* Records to process *

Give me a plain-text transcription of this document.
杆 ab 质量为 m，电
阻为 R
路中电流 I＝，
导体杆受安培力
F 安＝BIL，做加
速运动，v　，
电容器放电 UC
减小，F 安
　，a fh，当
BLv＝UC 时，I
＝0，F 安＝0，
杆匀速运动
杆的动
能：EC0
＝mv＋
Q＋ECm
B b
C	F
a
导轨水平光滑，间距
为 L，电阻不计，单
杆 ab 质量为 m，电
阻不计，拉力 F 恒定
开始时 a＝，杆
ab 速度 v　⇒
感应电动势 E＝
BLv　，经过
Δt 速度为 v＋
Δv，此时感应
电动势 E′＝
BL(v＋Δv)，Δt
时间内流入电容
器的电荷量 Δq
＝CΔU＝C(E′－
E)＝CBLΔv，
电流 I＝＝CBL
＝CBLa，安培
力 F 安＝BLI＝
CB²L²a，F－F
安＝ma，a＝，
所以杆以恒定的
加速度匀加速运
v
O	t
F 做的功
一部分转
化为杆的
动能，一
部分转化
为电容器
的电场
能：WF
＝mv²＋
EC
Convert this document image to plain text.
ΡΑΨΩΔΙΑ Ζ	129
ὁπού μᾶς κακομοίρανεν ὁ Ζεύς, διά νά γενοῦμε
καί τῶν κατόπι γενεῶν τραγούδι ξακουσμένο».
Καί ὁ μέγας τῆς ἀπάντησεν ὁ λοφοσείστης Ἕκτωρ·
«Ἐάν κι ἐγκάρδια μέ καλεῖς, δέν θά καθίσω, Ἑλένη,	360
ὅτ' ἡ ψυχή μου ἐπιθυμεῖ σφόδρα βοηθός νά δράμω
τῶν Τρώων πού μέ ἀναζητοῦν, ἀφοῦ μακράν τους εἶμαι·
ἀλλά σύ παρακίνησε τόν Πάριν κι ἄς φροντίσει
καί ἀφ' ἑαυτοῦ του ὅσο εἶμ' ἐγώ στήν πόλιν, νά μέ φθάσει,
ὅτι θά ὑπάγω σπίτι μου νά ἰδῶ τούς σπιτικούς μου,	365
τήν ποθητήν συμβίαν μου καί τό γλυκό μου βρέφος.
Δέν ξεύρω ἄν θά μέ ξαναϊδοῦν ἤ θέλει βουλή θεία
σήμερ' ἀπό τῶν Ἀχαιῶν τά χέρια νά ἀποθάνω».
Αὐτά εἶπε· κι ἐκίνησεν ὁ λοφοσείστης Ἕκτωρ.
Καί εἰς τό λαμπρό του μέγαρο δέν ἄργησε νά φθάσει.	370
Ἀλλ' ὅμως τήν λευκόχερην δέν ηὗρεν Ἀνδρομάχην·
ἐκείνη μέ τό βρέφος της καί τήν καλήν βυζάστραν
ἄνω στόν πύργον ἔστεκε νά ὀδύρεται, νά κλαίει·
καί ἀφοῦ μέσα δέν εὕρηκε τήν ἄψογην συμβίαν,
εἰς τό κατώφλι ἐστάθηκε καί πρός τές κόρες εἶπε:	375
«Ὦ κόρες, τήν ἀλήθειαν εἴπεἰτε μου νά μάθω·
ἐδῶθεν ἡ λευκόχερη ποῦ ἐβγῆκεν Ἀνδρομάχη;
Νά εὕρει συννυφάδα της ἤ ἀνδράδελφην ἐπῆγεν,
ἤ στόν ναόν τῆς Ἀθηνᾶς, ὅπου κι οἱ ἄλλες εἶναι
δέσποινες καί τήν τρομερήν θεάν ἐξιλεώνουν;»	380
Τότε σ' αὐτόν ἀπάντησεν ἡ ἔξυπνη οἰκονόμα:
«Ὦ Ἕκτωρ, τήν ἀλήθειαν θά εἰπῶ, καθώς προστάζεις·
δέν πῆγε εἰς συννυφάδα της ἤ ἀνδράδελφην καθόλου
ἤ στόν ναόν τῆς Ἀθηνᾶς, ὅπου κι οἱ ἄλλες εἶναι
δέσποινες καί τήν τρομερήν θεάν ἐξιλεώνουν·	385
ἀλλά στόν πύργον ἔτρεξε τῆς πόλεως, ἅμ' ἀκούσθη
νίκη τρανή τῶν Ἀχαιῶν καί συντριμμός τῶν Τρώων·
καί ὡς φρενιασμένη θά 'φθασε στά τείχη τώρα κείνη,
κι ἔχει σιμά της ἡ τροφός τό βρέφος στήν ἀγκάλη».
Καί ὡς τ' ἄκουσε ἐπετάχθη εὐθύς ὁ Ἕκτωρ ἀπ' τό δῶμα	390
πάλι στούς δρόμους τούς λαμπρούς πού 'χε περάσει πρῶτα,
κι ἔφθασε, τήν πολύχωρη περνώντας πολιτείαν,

* Task brief *
Leave out every line without the string "πύργον" and copy the rest.

* Full response *
ἄνω στόν πύργον ἔστεκε νά ὀδύρεται, νά κλαίει·
ἀλλά στόν πύργον ἔτρεξε τῆς πόλεως, ἅμ' ἀκούσθη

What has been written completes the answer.